# Estratto del dataset
================

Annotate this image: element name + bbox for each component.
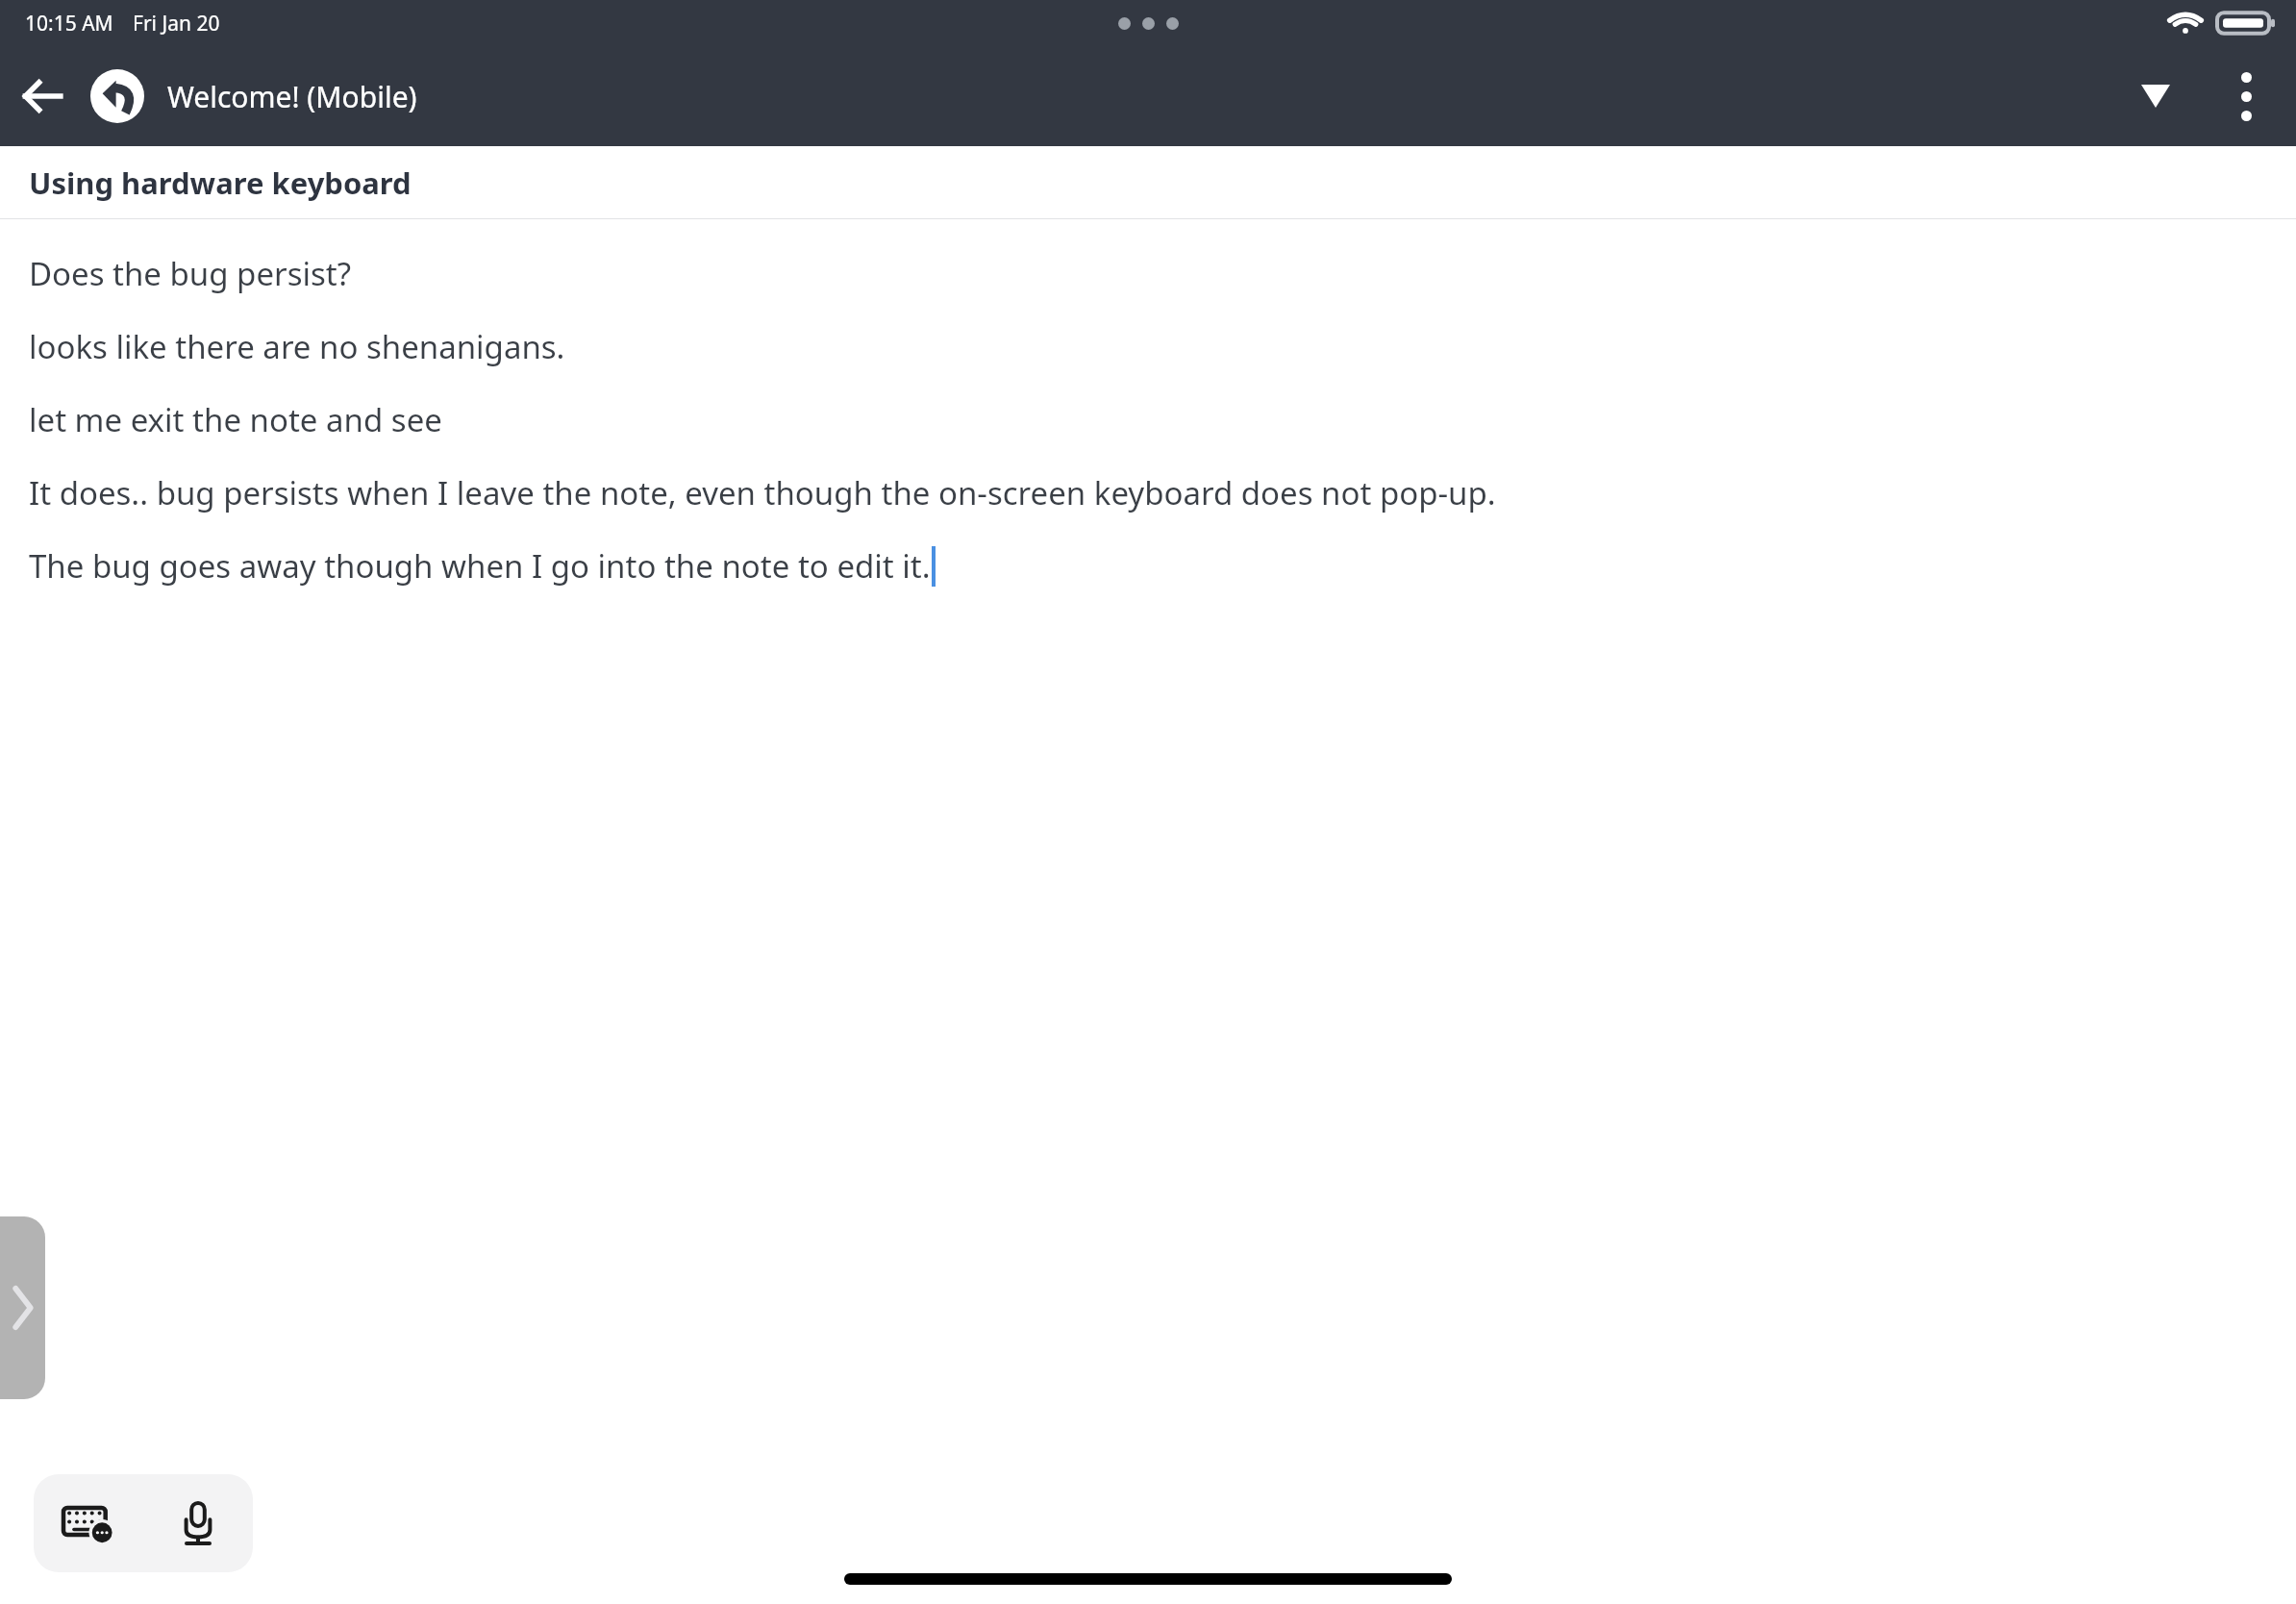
staticText: 10:15 AM bbox=[25, 10, 113, 38]
button[interactable]: Open drawer bbox=[0, 1216, 45, 1399]
button[interactable]: Voice input bbox=[143, 1474, 253, 1572]
staticText: Fri Jan 20 bbox=[133, 10, 220, 38]
staticText: The bug goes away though when I go into … bbox=[29, 544, 931, 588]
button[interactable]: Using hardware keyboard bbox=[0, 146, 2296, 218]
staticText: looks like there are no shenanigans. bbox=[29, 325, 565, 368]
button[interactable]: Keyboard options bbox=[34, 1474, 143, 1572]
staticText: Does the bug persist? bbox=[29, 252, 352, 295]
staticText: Welcome! (Mobile) bbox=[167, 77, 417, 116]
button[interactable]: Back bbox=[8, 62, 77, 131]
staticText: let me exit the note and see bbox=[29, 398, 442, 441]
button[interactable]: Expand bbox=[2121, 62, 2190, 131]
staticText: Using hardware keyboard bbox=[29, 163, 412, 203]
button[interactable]: More options bbox=[2211, 62, 2281, 131]
button[interactable]: Does the bug persist? bbox=[0, 219, 2296, 602]
staticText: It does.. bug persists when I leave the … bbox=[29, 471, 1496, 514]
button[interactable]: Undo bbox=[87, 65, 148, 127]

================

# Obiettivo dell'esercizio
Ricopia senza modifiche le righe dei dati, cominciando da quella che contiene "staticText: 10:15 AM bbox=[25, 10, 113, 38]" e proseguendo fino all'ultima riga dei dati, entrambe incluse.

# Soluzione del problema
staticText: 10:15 AM bbox=[25, 10, 113, 38]
button[interactable]: Open drawer bbox=[0, 1216, 45, 1399]
button[interactable]: Voice input bbox=[143, 1474, 253, 1572]
staticText: Fri Jan 20 bbox=[133, 10, 220, 38]
staticText: The bug goes away though when I go into … bbox=[29, 544, 931, 588]
button[interactable]: Using hardware keyboard bbox=[0, 146, 2296, 218]
staticText: looks like there are no shenanigans. bbox=[29, 325, 565, 368]
button[interactable]: Keyboard options bbox=[34, 1474, 143, 1572]
staticText: Does the bug persist? bbox=[29, 252, 352, 295]
staticText: Welcome! (Mobile) bbox=[167, 77, 417, 116]
button[interactable]: Back bbox=[8, 62, 77, 131]
staticText: let me exit the note and see bbox=[29, 398, 442, 441]
button[interactable]: Expand bbox=[2121, 62, 2190, 131]
staticText: Using hardware keyboard bbox=[29, 163, 412, 203]
button[interactable]: More options bbox=[2211, 62, 2281, 131]
button[interactable]: Does the bug persist? bbox=[0, 219, 2296, 602]
staticText: It does.. bug persists when I leave the … bbox=[29, 471, 1496, 514]
button[interactable]: Undo bbox=[87, 65, 148, 127]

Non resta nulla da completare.